Source records:
-------
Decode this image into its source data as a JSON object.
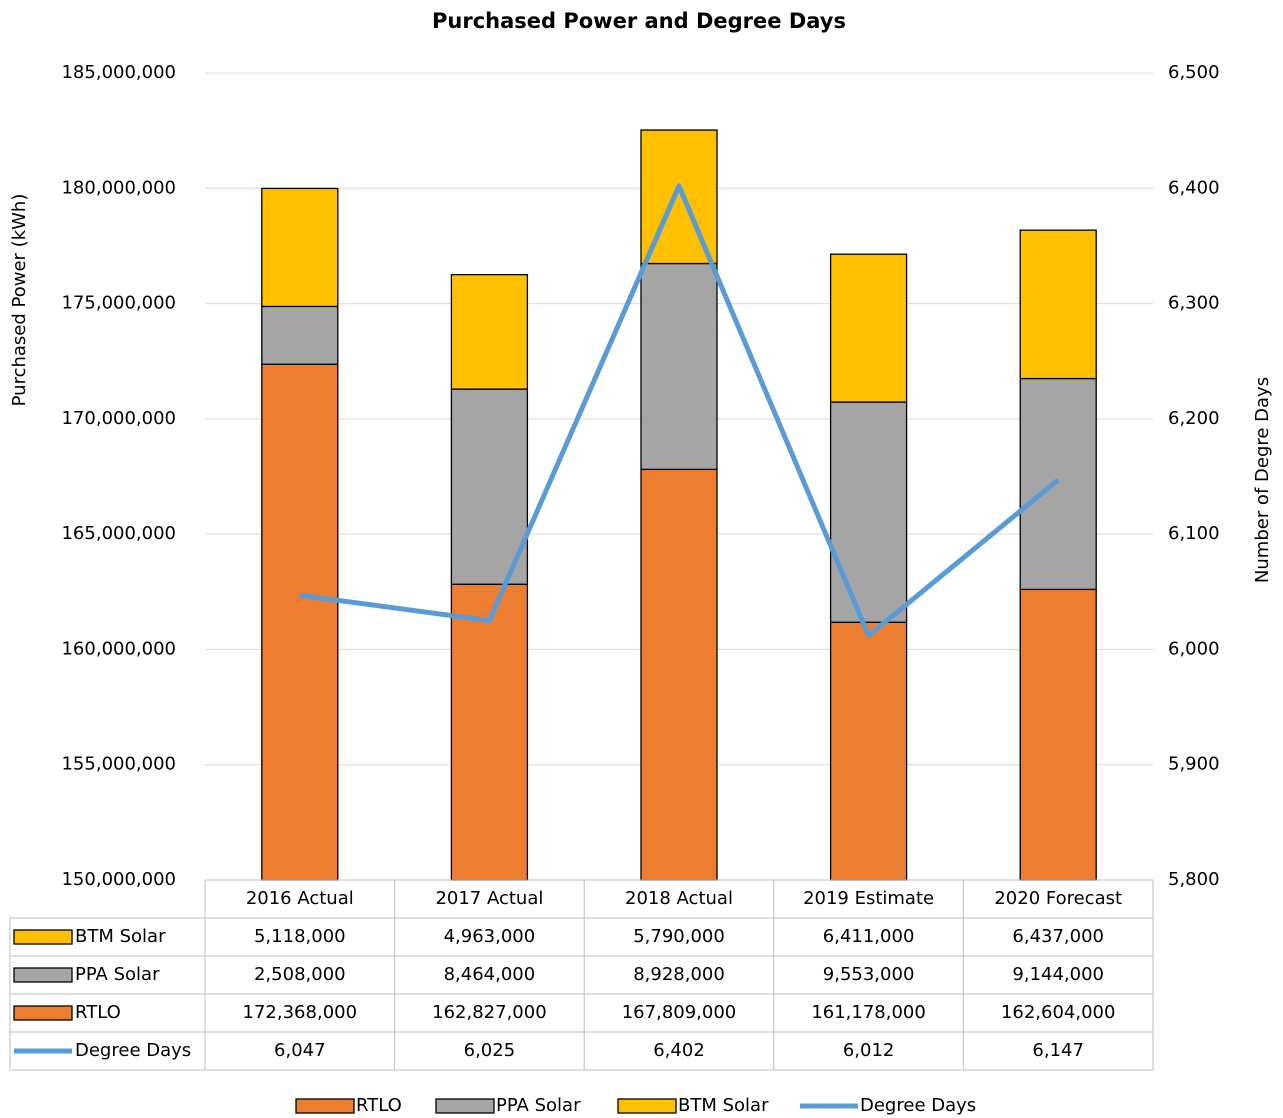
{
  "chart_data": {
    "type": "bar",
    "stacked": true,
    "title": "Purchased Power and Degree Days",
    "y_label": "Purchased Power (kWh)",
    "y2_label": "Number of Degre Days",
    "categories": [
      "2016 Actual",
      "2017 Actual",
      "2018 Actual",
      "2019 Estimate",
      "2020 Forecast"
    ],
    "series": [
      {
        "name": "RTLO",
        "type": "bar",
        "color": "#ED7D31",
        "values": [
          172368000,
          162827000,
          167809000,
          161178000,
          162604000
        ],
        "value_labels": [
          "172,368,000",
          "162,827,000",
          "167,809,000",
          "161,178,000",
          "162,604,000"
        ]
      },
      {
        "name": "PPA Solar",
        "type": "bar",
        "color": "#A5A5A5",
        "values": [
          2508000,
          8464000,
          8928000,
          9553000,
          9144000
        ],
        "value_labels": [
          "2,508,000",
          "8,464,000",
          "8,928,000",
          "9,553,000",
          "9,144,000"
        ]
      },
      {
        "name": "BTM Solar",
        "type": "bar",
        "color": "#FFC000",
        "values": [
          5118000,
          4963000,
          5790000,
          6411000,
          6437000
        ],
        "value_labels": [
          "5,118,000",
          "4,963,000",
          "5,790,000",
          "6,411,000",
          "6,437,000"
        ]
      },
      {
        "name": "Degree Days",
        "type": "line",
        "axis": "y2",
        "color": "#5B9BD5",
        "values": [
          6047,
          6025,
          6402,
          6012,
          6147
        ],
        "value_labels": [
          "6,047",
          "6,025",
          "6,402",
          "6,012",
          "6,147"
        ]
      }
    ],
    "ylim": [
      150000000,
      185000000
    ],
    "yticks": [
      {
        "value": 150000000,
        "label": "150,000,000"
      },
      {
        "value": 155000000,
        "label": "155,000,000"
      },
      {
        "value": 160000000,
        "label": "160,000,000"
      },
      {
        "value": 165000000,
        "label": "165,000,000"
      },
      {
        "value": 170000000,
        "label": "170,000,000"
      },
      {
        "value": 175000000,
        "label": "175,000,000"
      },
      {
        "value": 180000000,
        "label": "180,000,000"
      },
      {
        "value": 185000000,
        "label": "185,000,000"
      }
    ],
    "y2lim": [
      5800,
      6500
    ],
    "y2ticks": [
      {
        "value": 5800,
        "label": "5,800"
      },
      {
        "value": 5900,
        "label": "5,900"
      },
      {
        "value": 6000,
        "label": "6,000"
      },
      {
        "value": 6100,
        "label": "6,100"
      },
      {
        "value": 6200,
        "label": "6,200"
      },
      {
        "value": 6300,
        "label": "6,300"
      },
      {
        "value": 6400,
        "label": "6,400"
      },
      {
        "value": 6500,
        "label": "6,500"
      }
    ],
    "grid": true,
    "legend": "bottom",
    "data_table": true
  }
}
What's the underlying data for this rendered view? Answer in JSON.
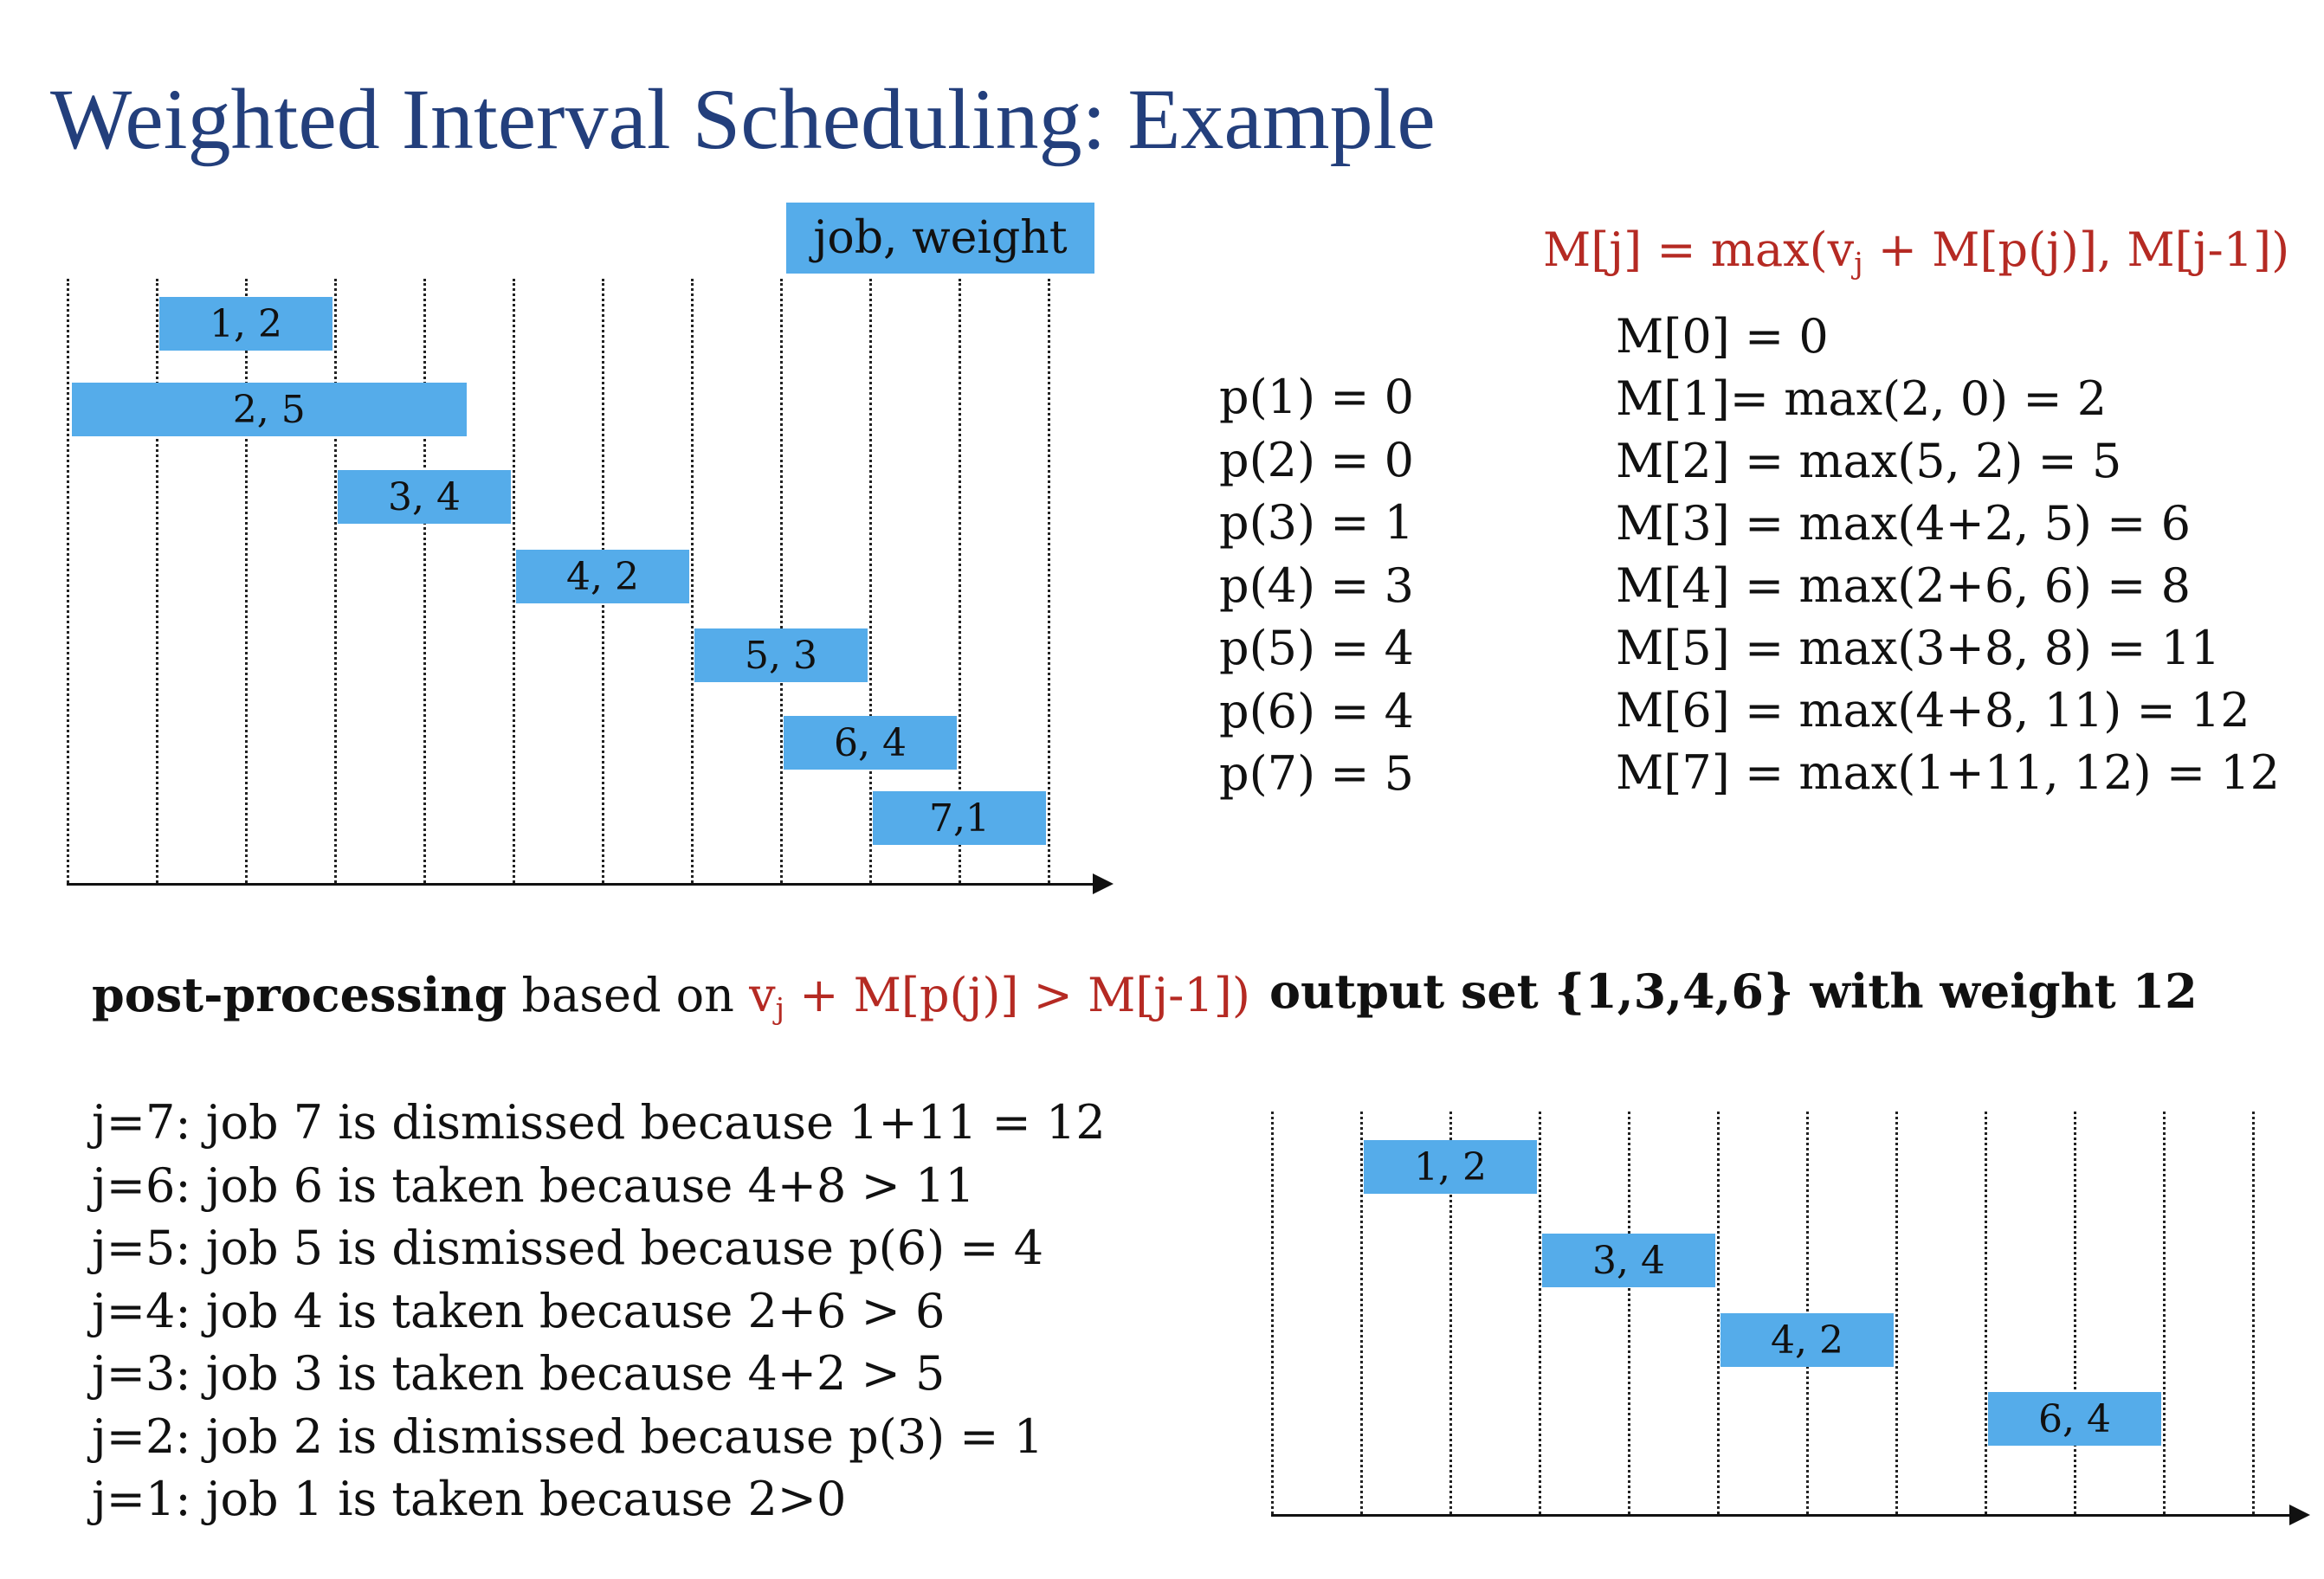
{
  "title": "Weighted Interval Scheduling:  Example",
  "legend_label": "job, weight",
  "recurrence": {
    "lhs": "M[j] = max(v",
    "sub": "j",
    "rhs": " + M[p(j)], M[j-1])"
  },
  "p_values": [
    "p(1) = 0",
    "p(2) = 0",
    "p(3) = 1",
    "p(4) = 3",
    "p(5) = 4",
    "p(6) = 4",
    "p(7) = 5"
  ],
  "m_values": [
    "M[0] = 0",
    "M[1]= max(2, 0) = 2",
    "M[2] = max(5, 2) = 5",
    "M[3] = max(4+2, 5) = 6",
    "M[4] = max(2+6, 6) = 8",
    "M[5] = max(3+8, 8) = 11",
    "M[6] = max(4+8, 11) = 12",
    "M[7] = max(1+11, 12) = 12"
  ],
  "jobs": [
    {
      "label": "1, 2",
      "job": 1,
      "weight": 2,
      "start": 1,
      "finish": 3
    },
    {
      "label": "2, 5",
      "job": 2,
      "weight": 5,
      "start": 0,
      "finish": 4.5
    },
    {
      "label": "3, 4",
      "job": 3,
      "weight": 4,
      "start": 3,
      "finish": 5
    },
    {
      "label": "4, 2",
      "job": 4,
      "weight": 2,
      "start": 5,
      "finish": 7
    },
    {
      "label": "5, 3",
      "job": 5,
      "weight": 3,
      "start": 7,
      "finish": 9
    },
    {
      "label": "6, 4",
      "job": 6,
      "weight": 4,
      "start": 8,
      "finish": 10
    },
    {
      "label": "7,1",
      "job": 7,
      "weight": 1,
      "start": 9,
      "finish": 11
    }
  ],
  "postprocessing": {
    "heading_bold": "post-processing",
    "heading_plain": " based on ",
    "heading_red_pre": "v",
    "heading_red_sub": "j",
    "heading_red_post": " + M[p(j)] > M[j-1])",
    "lines": [
      "j=7: job 7 is dismissed because 1+11 = 12",
      "j=6: job 6 is taken because 4+8 > 11",
      "j=5: job 5 is dismissed because p(6) = 4",
      "j=4: job 4 is taken because 2+6 > 6",
      "j=3: job 3 is taken because 4+2 > 5",
      "j=2: job 2 is dismissed because p(3) = 1",
      "j=1: job 1 is taken because 2>0"
    ]
  },
  "output": {
    "heading": "output set {1,3,4,6} with weight 12",
    "jobs": [
      {
        "label": "1, 2",
        "start": 1,
        "finish": 3
      },
      {
        "label": "3, 4",
        "start": 3,
        "finish": 5
      },
      {
        "label": "4, 2",
        "start": 5,
        "finish": 7
      },
      {
        "label": "6, 4",
        "start": 8,
        "finish": 10
      }
    ]
  }
}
-------
**Task description**.
Repeat the data above exactly, but not the pictures.

**Solution**.
Decode this image into its source data as a JSON object.
{
  "chart_data": {
    "type": "bar",
    "stacked": true,
    "title": "Purchased Power and Degree Days",
    "y_label": "Purchased Power (kWh)",
    "y2_label": "Number of Degre Days",
    "categories": [
      "2016 Actual",
      "2017 Actual",
      "2018 Actual",
      "2019 Estimate",
      "2020 Forecast"
    ],
    "series": [
      {
        "name": "RTLO",
        "type": "bar",
        "color": "#ED7D31",
        "values": [
          172368000,
          162827000,
          167809000,
          161178000,
          162604000
        ],
        "value_labels": [
          "172,368,000",
          "162,827,000",
          "167,809,000",
          "161,178,000",
          "162,604,000"
        ]
      },
      {
        "name": "PPA Solar",
        "type": "bar",
        "color": "#A5A5A5",
        "values": [
          2508000,
          8464000,
          8928000,
          9553000,
          9144000
        ],
        "value_labels": [
          "2,508,000",
          "8,464,000",
          "8,928,000",
          "9,553,000",
          "9,144,000"
        ]
      },
      {
        "name": "BTM Solar",
        "type": "bar",
        "color": "#FFC000",
        "values": [
          5118000,
          4963000,
          5790000,
          6411000,
          6437000
        ],
        "value_labels": [
          "5,118,000",
          "4,963,000",
          "5,790,000",
          "6,411,000",
          "6,437,000"
        ]
      },
      {
        "name": "Degree Days",
        "type": "line",
        "axis": "y2",
        "color": "#5B9BD5",
        "values": [
          6047,
          6025,
          6402,
          6012,
          6147
        ],
        "value_labels": [
          "6,047",
          "6,025",
          "6,402",
          "6,012",
          "6,147"
        ]
      }
    ],
    "ylim": [
      150000000,
      185000000
    ],
    "yticks": [
      {
        "value": 150000000,
        "label": "150,000,000"
      },
      {
        "value": 155000000,
        "label": "155,000,000"
      },
      {
        "value": 160000000,
        "label": "160,000,000"
      },
      {
        "value": 165000000,
        "label": "165,000,000"
      },
      {
        "value": 170000000,
        "label": "170,000,000"
      },
      {
        "value": 175000000,
        "label": "175,000,000"
      },
      {
        "value": 180000000,
        "label": "180,000,000"
      },
      {
        "value": 185000000,
        "label": "185,000,000"
      }
    ],
    "y2lim": [
      5800,
      6500
    ],
    "y2ticks": [
      {
        "value": 5800,
        "label": "5,800"
      },
      {
        "value": 5900,
        "label": "5,900"
      },
      {
        "value": 6000,
        "label": "6,000"
      },
      {
        "value": 6100,
        "label": "6,100"
      },
      {
        "value": 6200,
        "label": "6,200"
      },
      {
        "value": 6300,
        "label": "6,300"
      },
      {
        "value": 6400,
        "label": "6,400"
      },
      {
        "value": 6500,
        "label": "6,500"
      }
    ],
    "grid": true,
    "legend": "bottom",
    "data_table": true
  }
}
What's the underlying data for this rendered view? Answer in JSON.
{
  "title": "Weighted Interval Scheduling:  Example",
  "legend_label": "job, weight",
  "recurrence": {
    "lhs": "M[j] = max(v",
    "sub": "j",
    "rhs": " + M[p(j)], M[j-1])"
  },
  "p_values": [
    "p(1) = 0",
    "p(2) = 0",
    "p(3) = 1",
    "p(4) = 3",
    "p(5) = 4",
    "p(6) = 4",
    "p(7) = 5"
  ],
  "m_values": [
    "M[0] = 0",
    "M[1]= max(2, 0) = 2",
    "M[2] = max(5, 2) = 5",
    "M[3] = max(4+2, 5) = 6",
    "M[4] = max(2+6, 6) = 8",
    "M[5] = max(3+8, 8) = 11",
    "M[6] = max(4+8, 11) = 12",
    "M[7] = max(1+11, 12) = 12"
  ],
  "jobs": [
    {
      "label": "1, 2",
      "job": 1,
      "weight": 2,
      "start": 1,
      "finish": 3
    },
    {
      "label": "2, 5",
      "job": 2,
      "weight": 5,
      "start": 0,
      "finish": 4.5
    },
    {
      "label": "3, 4",
      "job": 3,
      "weight": 4,
      "start": 3,
      "finish": 5
    },
    {
      "label": "4, 2",
      "job": 4,
      "weight": 2,
      "start": 5,
      "finish": 7
    },
    {
      "label": "5, 3",
      "job": 5,
      "weight": 3,
      "start": 7,
      "finish": 9
    },
    {
      "label": "6, 4",
      "job": 6,
      "weight": 4,
      "start": 8,
      "finish": 10
    },
    {
      "label": "7,1",
      "job": 7,
      "weight": 1,
      "start": 9,
      "finish": 11
    }
  ],
  "postprocessing": {
    "heading_bold": "post-processing",
    "heading_plain": " based on ",
    "heading_red_pre": "v",
    "heading_red_sub": "j",
    "heading_red_post": " + M[p(j)] > M[j-1])",
    "lines": [
      "j=7: job 7 is dismissed because 1+11 = 12",
      "j=6: job 6 is taken because 4+8 > 11",
      "j=5: job 5 is dismissed because p(6) = 4",
      "j=4: job 4 is taken because 2+6 > 6",
      "j=3: job 3 is taken because 4+2 > 5",
      "j=2: job 2 is dismissed because p(3) = 1",
      "j=1: job 1 is taken because 2>0"
    ]
  },
  "output": {
    "heading": "output set {1,3,4,6} with weight 12",
    "jobs": [
      {
        "label": "1, 2",
        "start": 1,
        "finish": 3
      },
      {
        "label": "3, 4",
        "start": 3,
        "finish": 5
      },
      {
        "label": "4, 2",
        "start": 5,
        "finish": 7
      },
      {
        "label": "6, 4",
        "start": 8,
        "finish": 10
      }
    ]
  }
}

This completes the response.